** SET EXERCISE **
Search the material for the word "Village" and report each line where it turns up.

>> START

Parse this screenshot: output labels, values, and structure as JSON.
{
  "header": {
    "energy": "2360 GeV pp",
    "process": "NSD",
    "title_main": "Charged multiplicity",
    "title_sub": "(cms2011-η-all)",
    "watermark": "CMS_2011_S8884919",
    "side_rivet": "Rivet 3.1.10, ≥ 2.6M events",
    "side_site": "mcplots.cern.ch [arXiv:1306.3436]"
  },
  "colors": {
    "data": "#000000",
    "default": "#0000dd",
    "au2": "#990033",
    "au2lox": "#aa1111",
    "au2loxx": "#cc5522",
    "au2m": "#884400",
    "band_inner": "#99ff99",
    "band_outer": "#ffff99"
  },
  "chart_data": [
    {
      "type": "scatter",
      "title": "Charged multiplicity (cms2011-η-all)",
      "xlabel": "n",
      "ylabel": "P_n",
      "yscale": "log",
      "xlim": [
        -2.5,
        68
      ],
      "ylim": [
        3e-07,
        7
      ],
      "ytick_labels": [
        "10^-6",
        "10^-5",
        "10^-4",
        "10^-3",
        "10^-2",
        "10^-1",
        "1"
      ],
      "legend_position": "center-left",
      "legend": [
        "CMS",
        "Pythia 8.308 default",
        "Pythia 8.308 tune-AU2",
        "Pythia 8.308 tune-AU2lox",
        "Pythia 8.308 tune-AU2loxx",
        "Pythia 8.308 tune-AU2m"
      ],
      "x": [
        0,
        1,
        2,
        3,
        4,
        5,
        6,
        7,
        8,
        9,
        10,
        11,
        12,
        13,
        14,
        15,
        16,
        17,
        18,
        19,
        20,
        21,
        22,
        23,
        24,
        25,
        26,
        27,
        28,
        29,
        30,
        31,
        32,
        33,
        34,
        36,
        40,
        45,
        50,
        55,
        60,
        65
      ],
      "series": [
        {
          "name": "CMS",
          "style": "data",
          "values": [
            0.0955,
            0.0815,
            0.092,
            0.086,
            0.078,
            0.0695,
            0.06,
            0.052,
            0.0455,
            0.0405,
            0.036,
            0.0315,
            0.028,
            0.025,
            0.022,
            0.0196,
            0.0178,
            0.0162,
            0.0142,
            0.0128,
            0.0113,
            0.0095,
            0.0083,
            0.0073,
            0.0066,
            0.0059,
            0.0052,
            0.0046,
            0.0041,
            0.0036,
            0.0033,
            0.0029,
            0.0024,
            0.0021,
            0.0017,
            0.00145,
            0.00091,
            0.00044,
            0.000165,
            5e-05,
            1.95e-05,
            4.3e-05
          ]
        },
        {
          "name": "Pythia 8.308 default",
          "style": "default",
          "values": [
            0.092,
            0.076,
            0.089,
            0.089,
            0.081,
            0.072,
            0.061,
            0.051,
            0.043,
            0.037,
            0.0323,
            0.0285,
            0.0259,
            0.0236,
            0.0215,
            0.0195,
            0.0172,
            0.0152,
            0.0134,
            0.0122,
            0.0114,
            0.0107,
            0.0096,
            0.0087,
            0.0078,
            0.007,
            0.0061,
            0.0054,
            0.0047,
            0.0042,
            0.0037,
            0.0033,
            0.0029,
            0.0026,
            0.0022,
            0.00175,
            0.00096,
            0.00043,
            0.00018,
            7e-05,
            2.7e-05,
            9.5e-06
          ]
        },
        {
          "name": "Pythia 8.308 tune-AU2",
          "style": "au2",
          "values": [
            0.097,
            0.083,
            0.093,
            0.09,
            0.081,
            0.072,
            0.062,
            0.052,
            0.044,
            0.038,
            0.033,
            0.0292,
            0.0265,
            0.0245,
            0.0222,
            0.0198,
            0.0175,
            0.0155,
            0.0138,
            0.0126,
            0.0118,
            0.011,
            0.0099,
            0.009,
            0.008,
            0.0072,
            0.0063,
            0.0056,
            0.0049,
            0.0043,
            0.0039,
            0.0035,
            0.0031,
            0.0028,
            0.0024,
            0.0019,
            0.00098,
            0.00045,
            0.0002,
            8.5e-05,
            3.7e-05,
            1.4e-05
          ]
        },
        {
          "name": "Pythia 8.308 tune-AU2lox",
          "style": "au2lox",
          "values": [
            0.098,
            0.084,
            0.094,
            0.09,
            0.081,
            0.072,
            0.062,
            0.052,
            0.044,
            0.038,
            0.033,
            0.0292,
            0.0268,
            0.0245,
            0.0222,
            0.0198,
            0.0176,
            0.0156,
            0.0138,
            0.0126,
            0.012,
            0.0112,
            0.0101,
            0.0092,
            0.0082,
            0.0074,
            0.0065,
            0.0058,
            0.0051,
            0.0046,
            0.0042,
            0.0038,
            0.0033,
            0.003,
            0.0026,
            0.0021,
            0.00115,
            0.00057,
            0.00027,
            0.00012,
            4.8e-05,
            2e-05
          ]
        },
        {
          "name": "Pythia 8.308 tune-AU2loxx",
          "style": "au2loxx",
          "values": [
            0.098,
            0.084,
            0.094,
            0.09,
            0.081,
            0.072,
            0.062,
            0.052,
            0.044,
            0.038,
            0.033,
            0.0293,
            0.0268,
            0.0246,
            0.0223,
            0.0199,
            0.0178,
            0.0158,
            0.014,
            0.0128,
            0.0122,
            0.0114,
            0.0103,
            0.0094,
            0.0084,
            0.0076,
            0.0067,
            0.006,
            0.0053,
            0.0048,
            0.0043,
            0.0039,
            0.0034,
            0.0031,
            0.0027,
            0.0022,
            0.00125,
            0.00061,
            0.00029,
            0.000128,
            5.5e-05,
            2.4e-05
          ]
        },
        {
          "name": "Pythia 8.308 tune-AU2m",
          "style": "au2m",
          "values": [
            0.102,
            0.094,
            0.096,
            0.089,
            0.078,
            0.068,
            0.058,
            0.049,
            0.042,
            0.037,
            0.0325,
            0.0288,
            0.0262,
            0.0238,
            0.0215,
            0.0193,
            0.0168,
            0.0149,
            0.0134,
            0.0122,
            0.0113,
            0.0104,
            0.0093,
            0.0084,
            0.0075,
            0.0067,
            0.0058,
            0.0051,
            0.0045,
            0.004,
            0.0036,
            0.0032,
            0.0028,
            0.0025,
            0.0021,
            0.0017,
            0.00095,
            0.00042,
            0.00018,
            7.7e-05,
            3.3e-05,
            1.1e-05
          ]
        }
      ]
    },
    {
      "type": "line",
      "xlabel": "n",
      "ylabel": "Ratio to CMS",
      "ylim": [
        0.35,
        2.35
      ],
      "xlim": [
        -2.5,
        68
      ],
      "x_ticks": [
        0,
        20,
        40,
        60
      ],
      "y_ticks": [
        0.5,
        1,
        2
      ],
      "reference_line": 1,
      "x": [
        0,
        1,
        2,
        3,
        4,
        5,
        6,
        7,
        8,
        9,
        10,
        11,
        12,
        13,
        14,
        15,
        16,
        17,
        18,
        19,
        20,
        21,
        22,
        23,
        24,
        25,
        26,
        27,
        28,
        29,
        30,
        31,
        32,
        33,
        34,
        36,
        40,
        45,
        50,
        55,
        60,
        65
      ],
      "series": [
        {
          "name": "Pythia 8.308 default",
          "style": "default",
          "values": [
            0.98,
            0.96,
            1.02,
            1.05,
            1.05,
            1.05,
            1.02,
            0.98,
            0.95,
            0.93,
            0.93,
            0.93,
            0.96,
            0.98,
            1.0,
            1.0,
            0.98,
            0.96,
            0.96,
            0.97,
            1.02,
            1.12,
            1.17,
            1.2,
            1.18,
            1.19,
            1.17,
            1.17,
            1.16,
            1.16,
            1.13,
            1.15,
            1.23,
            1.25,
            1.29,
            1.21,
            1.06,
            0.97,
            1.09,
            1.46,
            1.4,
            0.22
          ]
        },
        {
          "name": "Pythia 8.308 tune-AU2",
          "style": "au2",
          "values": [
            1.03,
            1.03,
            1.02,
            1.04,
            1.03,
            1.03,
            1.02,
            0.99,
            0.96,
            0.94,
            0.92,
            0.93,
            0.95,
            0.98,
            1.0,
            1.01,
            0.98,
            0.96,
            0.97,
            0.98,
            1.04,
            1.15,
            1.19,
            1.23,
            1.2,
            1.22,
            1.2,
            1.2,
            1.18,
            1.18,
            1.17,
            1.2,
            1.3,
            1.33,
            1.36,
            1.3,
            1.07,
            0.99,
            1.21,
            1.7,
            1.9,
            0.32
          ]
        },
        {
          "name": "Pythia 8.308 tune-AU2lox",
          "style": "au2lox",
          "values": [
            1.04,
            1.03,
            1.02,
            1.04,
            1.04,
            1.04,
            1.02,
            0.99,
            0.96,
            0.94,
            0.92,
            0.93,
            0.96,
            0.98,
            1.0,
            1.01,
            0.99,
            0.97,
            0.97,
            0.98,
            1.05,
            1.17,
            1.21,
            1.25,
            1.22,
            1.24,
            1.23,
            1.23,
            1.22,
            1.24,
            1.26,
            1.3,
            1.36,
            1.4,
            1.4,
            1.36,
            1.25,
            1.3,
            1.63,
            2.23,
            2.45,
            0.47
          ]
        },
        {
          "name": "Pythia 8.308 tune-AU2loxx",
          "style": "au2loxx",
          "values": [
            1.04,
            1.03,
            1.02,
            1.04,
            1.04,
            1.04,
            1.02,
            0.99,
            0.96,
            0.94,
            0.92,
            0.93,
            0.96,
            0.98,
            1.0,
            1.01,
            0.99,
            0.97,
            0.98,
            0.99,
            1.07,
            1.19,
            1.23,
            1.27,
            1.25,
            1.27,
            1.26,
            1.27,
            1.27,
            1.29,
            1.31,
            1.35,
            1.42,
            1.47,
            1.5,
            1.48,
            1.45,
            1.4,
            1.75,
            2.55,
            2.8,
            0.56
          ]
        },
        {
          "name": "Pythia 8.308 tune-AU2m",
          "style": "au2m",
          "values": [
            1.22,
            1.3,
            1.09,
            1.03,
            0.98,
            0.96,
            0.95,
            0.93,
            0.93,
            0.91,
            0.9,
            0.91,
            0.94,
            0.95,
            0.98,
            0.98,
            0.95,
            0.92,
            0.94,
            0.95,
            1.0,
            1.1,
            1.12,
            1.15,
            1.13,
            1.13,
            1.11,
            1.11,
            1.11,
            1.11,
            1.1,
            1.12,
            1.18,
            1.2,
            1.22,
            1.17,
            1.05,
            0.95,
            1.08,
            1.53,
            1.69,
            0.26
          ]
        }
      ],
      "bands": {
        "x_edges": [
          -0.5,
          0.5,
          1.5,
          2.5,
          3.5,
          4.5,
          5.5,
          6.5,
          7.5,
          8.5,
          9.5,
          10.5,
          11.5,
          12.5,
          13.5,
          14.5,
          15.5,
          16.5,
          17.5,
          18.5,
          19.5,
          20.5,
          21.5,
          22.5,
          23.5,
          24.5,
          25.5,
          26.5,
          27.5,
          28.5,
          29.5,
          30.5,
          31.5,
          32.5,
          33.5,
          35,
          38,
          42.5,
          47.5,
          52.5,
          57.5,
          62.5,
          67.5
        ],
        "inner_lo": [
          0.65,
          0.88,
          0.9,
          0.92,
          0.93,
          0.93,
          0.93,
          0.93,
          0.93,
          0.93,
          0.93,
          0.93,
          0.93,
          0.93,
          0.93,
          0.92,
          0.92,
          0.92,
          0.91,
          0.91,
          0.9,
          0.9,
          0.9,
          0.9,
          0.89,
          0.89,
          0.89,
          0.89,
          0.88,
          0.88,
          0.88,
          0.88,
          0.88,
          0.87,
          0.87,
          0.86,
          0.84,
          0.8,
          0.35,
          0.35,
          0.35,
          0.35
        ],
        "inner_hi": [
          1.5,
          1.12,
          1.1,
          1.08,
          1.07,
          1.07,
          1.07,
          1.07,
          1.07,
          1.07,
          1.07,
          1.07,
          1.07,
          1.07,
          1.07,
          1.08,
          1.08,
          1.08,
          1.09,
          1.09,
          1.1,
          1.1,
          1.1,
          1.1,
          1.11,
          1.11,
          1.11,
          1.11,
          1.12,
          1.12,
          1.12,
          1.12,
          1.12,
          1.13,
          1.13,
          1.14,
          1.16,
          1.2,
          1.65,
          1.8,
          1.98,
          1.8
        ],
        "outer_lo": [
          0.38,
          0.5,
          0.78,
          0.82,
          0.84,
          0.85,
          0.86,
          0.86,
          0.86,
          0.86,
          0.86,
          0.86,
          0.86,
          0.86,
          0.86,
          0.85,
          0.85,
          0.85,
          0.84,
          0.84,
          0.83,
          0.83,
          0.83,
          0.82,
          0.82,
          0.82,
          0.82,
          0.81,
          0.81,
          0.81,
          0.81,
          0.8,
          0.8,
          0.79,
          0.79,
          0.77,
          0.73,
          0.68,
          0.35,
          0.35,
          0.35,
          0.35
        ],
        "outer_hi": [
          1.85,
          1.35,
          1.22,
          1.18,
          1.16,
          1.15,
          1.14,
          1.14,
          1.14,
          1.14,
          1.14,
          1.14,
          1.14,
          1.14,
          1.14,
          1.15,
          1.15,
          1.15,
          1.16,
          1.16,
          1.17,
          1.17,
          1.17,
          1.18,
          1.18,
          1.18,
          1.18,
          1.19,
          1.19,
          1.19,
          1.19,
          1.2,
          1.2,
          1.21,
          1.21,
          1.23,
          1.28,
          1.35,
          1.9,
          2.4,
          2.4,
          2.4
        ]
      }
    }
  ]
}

>> END
>> START

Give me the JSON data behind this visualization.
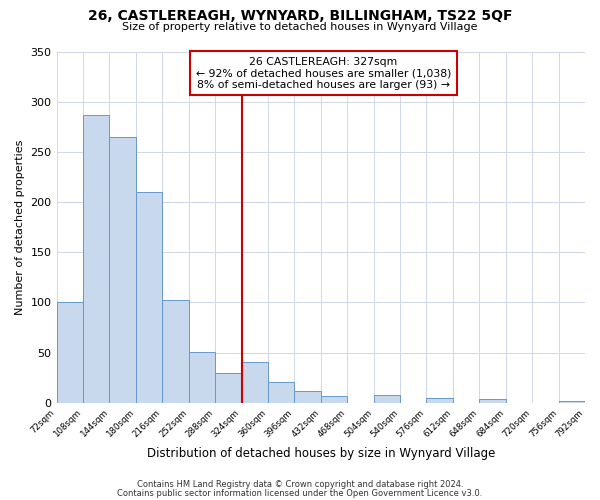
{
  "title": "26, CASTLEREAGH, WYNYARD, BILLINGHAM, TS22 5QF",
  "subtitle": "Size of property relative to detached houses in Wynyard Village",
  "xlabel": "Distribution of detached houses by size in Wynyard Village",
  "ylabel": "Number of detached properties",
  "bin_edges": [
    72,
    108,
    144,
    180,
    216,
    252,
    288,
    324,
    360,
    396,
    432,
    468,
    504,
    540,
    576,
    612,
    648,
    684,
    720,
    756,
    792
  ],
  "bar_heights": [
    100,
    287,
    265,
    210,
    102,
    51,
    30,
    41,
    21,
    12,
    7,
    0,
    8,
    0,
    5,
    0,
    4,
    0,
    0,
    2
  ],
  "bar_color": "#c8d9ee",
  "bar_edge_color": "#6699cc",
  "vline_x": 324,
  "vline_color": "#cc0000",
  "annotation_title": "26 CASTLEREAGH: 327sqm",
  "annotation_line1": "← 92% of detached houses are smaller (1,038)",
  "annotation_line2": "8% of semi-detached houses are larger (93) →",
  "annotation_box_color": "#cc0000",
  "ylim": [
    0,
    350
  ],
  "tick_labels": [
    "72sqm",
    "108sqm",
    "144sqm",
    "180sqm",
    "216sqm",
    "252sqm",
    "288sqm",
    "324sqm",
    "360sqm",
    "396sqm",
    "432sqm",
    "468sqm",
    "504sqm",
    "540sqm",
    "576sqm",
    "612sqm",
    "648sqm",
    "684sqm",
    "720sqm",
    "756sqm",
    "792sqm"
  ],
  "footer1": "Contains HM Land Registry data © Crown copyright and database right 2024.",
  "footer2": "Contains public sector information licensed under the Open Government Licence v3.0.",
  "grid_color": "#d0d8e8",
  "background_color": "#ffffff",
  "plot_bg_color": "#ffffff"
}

>> END

** EXERCISE SOLUTION **
  "subtitle": "Size of property relative to detached houses in Wynyard Village",
  "xlabel": "Distribution of detached houses by size in Wynyard Village",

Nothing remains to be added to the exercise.